'''
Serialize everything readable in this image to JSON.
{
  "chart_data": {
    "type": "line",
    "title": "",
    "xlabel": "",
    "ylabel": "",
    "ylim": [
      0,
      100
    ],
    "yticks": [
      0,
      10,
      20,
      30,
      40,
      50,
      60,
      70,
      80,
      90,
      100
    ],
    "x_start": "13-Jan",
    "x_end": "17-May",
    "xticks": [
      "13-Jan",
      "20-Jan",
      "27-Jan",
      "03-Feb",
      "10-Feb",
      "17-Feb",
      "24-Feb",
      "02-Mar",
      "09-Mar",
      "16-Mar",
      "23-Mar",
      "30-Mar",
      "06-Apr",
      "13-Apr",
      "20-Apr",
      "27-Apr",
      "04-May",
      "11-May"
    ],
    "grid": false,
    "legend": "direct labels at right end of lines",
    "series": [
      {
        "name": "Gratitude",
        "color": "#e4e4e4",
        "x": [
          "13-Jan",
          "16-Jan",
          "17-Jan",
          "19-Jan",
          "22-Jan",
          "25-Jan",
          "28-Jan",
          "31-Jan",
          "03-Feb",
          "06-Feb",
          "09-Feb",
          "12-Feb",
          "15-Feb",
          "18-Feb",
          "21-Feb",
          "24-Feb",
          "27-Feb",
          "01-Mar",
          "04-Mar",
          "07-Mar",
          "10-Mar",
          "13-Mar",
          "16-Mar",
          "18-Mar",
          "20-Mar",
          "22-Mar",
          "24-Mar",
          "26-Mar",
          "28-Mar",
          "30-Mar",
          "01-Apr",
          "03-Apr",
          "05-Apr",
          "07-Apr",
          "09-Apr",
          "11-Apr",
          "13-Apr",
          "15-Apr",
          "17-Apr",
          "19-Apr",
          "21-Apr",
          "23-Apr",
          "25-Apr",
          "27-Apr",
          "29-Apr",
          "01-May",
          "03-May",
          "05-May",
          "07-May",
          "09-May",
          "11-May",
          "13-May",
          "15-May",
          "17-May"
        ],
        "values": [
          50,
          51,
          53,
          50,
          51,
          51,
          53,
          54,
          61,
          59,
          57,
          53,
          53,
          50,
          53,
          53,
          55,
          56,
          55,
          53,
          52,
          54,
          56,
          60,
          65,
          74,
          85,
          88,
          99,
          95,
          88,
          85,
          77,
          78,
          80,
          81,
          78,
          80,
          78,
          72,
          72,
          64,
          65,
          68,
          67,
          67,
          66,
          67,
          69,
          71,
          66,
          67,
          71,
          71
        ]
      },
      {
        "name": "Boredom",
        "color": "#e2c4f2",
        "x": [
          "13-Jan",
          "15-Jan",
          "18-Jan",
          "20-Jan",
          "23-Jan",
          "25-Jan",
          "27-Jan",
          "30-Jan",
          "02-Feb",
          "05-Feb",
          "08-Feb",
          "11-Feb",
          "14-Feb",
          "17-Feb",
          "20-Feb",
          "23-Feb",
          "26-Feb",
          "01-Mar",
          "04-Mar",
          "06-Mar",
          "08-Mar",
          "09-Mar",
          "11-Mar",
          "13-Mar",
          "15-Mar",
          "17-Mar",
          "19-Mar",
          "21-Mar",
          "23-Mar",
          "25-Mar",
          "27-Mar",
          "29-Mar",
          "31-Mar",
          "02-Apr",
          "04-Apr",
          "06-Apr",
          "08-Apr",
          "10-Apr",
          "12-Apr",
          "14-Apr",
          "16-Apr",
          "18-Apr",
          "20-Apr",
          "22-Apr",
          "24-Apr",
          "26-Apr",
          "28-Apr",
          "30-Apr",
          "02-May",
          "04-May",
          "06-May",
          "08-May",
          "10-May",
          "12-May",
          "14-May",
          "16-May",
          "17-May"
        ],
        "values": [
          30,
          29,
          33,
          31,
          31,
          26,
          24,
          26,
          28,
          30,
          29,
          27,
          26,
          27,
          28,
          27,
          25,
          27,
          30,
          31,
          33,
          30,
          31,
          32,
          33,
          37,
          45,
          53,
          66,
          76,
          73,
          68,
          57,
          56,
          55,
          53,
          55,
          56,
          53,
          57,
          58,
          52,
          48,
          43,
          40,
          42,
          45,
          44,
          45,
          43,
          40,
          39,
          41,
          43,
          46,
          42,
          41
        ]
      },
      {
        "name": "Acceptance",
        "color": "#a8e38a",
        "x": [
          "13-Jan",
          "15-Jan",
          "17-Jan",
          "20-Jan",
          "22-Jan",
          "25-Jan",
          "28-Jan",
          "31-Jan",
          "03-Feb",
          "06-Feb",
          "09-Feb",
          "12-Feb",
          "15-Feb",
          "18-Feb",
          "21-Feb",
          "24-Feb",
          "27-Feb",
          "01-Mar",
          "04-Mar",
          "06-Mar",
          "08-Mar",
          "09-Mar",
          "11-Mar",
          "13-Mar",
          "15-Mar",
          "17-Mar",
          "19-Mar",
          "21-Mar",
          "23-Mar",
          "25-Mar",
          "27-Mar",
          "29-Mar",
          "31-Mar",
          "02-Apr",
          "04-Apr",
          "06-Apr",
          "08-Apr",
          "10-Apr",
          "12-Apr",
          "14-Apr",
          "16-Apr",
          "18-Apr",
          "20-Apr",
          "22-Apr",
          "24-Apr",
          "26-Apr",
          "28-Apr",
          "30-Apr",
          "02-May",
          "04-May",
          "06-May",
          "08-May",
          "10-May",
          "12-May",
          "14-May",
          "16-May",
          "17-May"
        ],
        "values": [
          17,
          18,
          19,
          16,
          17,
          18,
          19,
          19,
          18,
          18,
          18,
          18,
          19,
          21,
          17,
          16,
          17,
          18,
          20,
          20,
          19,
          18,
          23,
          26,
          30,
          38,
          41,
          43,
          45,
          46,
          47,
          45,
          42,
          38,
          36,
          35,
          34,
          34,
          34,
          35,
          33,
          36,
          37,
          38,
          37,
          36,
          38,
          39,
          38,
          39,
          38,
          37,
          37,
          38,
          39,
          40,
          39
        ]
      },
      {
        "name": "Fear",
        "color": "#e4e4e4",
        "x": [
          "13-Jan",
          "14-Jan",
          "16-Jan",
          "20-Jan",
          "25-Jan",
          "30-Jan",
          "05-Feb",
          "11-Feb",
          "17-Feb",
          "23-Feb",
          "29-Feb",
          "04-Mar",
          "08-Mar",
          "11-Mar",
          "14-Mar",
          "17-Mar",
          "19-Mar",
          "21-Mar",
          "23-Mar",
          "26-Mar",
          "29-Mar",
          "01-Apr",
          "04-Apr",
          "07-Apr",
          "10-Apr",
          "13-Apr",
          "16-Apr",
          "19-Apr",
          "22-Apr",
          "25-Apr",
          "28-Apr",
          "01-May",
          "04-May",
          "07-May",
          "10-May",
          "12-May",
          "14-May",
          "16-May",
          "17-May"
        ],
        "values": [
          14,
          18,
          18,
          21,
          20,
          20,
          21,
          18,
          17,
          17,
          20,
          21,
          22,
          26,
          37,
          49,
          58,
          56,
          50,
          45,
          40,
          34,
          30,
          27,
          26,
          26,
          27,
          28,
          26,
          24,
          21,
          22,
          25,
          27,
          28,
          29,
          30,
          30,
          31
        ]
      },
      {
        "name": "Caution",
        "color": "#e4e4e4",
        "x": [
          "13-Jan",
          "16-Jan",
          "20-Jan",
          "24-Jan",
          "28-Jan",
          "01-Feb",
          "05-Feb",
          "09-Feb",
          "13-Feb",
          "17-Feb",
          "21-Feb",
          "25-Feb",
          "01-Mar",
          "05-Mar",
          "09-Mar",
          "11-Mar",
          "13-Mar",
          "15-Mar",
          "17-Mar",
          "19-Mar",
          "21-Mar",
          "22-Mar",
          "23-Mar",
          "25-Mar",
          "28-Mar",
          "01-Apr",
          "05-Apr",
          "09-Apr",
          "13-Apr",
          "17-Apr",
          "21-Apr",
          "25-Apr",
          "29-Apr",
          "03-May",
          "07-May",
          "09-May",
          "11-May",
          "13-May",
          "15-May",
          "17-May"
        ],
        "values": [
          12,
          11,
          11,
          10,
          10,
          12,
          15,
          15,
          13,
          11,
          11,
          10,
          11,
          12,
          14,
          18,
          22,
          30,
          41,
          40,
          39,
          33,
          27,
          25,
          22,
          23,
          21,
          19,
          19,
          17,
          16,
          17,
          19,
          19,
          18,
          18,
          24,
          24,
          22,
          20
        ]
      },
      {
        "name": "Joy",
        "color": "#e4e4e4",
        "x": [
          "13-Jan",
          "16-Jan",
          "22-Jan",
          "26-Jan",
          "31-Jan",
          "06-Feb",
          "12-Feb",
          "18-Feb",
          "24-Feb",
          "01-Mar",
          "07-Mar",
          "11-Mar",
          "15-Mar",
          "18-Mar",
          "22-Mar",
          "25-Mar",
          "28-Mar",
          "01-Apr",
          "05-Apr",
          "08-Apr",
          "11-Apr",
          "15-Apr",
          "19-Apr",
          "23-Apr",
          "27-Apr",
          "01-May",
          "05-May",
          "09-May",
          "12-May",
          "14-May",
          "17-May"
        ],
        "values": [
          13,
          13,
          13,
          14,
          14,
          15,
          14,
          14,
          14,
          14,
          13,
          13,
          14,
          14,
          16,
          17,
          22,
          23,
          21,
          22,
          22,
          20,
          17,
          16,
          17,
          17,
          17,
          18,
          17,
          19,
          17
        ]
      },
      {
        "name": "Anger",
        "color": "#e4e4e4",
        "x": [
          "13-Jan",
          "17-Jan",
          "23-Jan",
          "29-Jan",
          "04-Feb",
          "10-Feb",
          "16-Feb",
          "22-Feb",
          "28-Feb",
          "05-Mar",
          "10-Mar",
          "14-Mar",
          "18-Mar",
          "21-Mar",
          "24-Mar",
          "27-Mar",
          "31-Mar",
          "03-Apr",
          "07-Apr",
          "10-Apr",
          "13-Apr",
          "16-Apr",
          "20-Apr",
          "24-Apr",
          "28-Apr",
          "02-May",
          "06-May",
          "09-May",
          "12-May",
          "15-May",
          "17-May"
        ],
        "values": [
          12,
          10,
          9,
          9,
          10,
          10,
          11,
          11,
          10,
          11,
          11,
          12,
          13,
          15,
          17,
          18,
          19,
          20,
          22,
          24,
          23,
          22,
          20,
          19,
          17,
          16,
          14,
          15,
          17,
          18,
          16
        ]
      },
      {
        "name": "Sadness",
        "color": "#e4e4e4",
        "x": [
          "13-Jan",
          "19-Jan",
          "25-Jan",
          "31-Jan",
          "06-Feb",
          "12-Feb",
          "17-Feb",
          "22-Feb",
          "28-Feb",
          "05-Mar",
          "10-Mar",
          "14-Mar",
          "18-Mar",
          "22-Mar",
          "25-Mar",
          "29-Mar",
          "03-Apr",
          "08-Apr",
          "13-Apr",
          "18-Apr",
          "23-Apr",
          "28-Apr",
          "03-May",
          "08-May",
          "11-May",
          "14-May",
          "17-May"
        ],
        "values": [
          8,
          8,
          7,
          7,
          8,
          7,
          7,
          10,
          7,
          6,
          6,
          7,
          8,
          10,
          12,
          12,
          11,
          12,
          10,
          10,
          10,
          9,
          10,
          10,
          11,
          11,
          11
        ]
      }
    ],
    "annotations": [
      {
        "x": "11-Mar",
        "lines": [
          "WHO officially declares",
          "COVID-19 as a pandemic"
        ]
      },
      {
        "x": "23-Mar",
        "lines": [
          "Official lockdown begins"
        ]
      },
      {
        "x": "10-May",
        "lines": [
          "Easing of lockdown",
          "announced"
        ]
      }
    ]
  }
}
'''
● **To be done**
Extract every line above that contains the word "name".

● **Task result**
        "name": "Gratitude",
        "name": "Boredom",
        "name": "Acceptance",
        "name": "Fear",
        "name": "Caution",
        "name": "Joy",
        "name": "Anger",
        "name": "Sadness",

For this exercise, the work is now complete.